A block of data
## Begin

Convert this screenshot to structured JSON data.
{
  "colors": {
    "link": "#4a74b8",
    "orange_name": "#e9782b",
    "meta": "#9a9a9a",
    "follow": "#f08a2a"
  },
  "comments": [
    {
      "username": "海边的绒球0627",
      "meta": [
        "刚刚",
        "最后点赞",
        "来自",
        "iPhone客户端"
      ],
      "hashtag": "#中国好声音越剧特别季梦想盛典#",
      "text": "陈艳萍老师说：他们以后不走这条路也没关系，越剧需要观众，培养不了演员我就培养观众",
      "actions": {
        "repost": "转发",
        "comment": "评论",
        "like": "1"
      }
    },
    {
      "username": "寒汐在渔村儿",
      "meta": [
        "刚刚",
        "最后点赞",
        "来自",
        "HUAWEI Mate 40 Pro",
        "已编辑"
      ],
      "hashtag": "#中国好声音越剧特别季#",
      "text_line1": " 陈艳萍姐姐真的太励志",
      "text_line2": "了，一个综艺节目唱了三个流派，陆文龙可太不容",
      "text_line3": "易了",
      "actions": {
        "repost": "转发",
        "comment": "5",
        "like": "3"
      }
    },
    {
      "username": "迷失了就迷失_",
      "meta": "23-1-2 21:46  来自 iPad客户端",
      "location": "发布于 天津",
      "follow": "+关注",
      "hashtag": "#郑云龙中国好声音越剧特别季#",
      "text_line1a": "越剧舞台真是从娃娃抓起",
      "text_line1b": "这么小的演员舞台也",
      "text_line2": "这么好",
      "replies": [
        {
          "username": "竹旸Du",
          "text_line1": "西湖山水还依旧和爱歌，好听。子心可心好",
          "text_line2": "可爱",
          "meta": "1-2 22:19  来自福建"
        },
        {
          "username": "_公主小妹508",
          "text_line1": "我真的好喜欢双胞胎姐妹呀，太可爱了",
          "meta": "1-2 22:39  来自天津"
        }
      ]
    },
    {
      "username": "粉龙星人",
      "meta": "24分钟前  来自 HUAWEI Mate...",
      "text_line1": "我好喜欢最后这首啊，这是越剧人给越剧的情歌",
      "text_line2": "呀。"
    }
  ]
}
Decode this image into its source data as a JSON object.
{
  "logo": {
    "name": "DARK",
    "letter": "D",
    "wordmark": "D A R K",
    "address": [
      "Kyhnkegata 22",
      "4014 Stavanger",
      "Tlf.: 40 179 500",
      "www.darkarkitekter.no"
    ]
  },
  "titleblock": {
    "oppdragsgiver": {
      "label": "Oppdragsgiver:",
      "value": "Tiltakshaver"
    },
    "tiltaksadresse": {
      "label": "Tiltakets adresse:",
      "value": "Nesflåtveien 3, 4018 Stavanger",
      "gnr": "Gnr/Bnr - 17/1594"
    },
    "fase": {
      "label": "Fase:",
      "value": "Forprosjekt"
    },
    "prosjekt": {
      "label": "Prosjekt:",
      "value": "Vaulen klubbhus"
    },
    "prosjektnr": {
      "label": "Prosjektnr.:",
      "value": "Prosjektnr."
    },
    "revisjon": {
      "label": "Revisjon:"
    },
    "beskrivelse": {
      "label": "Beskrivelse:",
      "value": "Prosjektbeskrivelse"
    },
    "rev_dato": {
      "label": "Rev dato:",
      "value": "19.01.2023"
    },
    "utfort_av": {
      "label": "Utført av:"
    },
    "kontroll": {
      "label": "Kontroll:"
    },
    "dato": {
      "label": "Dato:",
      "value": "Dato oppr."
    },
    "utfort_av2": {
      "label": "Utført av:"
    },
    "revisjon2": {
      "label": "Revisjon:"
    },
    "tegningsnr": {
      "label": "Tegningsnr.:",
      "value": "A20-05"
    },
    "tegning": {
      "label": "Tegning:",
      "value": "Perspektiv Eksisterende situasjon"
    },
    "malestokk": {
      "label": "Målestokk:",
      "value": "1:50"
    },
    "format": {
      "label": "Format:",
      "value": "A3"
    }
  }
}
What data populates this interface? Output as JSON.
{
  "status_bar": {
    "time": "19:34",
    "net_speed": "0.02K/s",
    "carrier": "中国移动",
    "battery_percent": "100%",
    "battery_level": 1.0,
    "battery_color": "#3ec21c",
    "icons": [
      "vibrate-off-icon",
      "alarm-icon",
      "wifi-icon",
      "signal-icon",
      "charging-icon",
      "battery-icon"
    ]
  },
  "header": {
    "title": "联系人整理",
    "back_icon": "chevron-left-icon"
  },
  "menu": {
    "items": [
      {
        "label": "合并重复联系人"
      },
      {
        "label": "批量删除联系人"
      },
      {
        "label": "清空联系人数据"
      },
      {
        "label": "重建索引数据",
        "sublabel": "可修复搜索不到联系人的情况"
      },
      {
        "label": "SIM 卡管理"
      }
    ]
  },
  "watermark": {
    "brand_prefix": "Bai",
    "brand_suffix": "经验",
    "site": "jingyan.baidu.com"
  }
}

## End

Problem details: Search the listing for the word "Stavanger". Copy every line in which it occurs.

Full output:
      "4014 Stavanger",
      "value": "Nesflåtveien 3, 4018 Stavanger",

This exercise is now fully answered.